Text:
Owning to the unique woven structure and advanced self-powered function, the SPWK has the characteristics of self-powered ability, self-assignment-safe and wearability. And it is portable due to the combination SPWK with fabrics, achieving "zero space" occupation. The SPWK is an intelligent device to convert mechanical energy into electrical energy through typing movement. Due to the high-pressure sensitivity of the sensor, it can dynamically identify and prevent unauthorized access. And it can make significant progress in biometric systems, which has versatile applications in wearable electronic, artificial intelligence, cyber security, and human–machine interaction.

2 Experimental Section

2.1 Fabrication of F-TENG

Fabrication of Ag conducting layer: The polymer fiber was polished into NaOH solution and rinsed with deionized water to remove impurities [42]. The processed polyester cloth was plated with a layer of Ag electrode by screen printing method. Finally, the polyester fabric was dried at room temperature.

Fabrication of CNT coating: The SDBS was dissolved in the deionized water, and the concentration of the solution was fixed to 10 wt%. At the same time, CNT/SDBS dispersion liquid with different contents is prepared by adding CNTs to them. By using the layer-by-layer self-assembly approach, a cotton cloth was put in the CNT/SDBS dispersion liquid, then removed and dried for 8 times.

Fabrication of Frictional layer: The polyester fabric, which was cleaned with deionized water, was put into PTFE solution for 3 min and then placed in a vacuum drying oven at 70 °C to dry for 5 min. After repeating the above steps three times, the samples were dried at 150 °C for two hours.

2.2 Characterizations

The surface morphology was observed by SEM, and the electrical output performance was measured by the 6,514 electrometer and the linear motor. The NI USB-6218 was used to be convert electrical signals into digital signals.

Description of the task: From the text about the self-powered woven keyboard, reproduce word for word the passage starting at "2 Experimental Section" up to and including "at room temperature.". Rely only on the text about the self-powered woven keyboard for this work.

Data extract:

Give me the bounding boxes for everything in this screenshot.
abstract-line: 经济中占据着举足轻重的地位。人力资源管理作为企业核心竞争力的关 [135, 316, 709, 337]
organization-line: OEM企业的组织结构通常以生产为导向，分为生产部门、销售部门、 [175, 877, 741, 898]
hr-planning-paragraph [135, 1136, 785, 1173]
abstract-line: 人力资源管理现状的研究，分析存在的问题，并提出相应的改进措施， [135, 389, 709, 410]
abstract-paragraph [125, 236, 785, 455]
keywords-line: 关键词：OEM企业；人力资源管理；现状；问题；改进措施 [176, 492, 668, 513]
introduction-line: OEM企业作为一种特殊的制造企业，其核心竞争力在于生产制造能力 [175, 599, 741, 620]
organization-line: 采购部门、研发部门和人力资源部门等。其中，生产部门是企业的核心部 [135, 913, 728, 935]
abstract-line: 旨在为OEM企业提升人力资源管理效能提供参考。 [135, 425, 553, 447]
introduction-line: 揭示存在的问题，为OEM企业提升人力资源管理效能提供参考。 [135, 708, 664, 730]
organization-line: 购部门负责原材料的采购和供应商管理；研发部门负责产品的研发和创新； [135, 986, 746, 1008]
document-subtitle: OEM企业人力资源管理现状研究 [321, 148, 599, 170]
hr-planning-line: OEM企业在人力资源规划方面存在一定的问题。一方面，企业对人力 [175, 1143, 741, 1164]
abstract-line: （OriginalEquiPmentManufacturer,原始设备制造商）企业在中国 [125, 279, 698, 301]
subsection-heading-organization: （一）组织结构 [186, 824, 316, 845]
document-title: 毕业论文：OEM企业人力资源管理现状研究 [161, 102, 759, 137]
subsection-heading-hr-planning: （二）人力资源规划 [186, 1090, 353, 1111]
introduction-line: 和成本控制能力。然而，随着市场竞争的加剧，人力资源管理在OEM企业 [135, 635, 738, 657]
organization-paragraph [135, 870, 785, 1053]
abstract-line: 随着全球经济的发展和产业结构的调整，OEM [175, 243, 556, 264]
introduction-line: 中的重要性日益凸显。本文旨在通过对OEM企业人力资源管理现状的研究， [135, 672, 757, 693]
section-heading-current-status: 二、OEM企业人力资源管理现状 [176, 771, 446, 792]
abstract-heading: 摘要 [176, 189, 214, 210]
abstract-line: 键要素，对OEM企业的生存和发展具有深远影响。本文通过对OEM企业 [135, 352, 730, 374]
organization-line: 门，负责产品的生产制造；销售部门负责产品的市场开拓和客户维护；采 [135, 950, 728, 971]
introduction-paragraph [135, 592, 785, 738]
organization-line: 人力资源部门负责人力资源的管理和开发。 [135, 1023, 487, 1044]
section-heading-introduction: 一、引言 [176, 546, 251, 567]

Solution to the problem:
2 Experimental Section

2.1 Fabrication of F-TENG

Fabrication of Ag conducting layer: The polymer fiber was polished into NaOH solution and rinsed with deionized water to remove impurities [42]. The processed polyester cloth was plated with a layer of Ag electrode by screen printing method. Finally, the polyester fabric was dried at room temperature.